- **Exercise goal**
Show all lines from the data that include the word "document".

Stored entries:
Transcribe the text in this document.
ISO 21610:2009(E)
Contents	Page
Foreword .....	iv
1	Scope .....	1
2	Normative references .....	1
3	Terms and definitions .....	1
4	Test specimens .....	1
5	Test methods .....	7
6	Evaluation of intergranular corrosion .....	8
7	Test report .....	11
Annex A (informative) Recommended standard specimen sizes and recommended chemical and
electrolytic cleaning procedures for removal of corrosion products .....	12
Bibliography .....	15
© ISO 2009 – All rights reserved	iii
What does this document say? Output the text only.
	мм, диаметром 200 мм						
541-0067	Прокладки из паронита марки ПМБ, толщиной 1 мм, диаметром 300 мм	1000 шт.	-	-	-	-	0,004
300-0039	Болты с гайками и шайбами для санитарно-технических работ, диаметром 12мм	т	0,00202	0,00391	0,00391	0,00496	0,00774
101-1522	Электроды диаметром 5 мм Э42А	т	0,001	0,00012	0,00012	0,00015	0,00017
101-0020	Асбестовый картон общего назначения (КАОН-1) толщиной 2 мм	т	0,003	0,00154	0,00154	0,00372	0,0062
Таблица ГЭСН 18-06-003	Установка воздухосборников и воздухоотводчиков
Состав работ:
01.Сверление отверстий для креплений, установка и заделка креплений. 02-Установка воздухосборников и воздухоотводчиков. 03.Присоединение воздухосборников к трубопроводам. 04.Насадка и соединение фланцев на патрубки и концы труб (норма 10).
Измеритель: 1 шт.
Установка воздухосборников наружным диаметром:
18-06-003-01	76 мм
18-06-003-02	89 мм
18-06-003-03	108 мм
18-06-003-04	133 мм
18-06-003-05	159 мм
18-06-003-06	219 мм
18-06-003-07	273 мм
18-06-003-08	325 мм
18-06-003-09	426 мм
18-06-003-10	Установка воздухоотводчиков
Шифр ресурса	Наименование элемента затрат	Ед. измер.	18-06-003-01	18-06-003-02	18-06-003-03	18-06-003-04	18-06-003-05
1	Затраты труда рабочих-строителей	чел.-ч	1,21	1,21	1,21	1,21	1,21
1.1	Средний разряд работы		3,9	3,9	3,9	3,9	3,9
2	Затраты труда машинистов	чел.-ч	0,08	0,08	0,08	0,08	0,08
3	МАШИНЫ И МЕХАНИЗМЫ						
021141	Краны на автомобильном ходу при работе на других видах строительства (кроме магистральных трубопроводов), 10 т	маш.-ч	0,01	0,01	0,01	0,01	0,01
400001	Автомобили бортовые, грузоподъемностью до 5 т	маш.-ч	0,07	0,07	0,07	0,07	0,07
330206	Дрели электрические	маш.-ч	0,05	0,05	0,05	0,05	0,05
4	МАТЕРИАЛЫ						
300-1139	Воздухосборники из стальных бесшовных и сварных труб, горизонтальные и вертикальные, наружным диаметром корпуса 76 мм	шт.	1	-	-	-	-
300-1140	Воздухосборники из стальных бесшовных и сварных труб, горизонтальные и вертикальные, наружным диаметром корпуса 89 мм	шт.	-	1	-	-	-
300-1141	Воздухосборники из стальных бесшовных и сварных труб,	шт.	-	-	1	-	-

- **Worked solution**
Transcribe the text in this document.
What does this document say? Output the text only.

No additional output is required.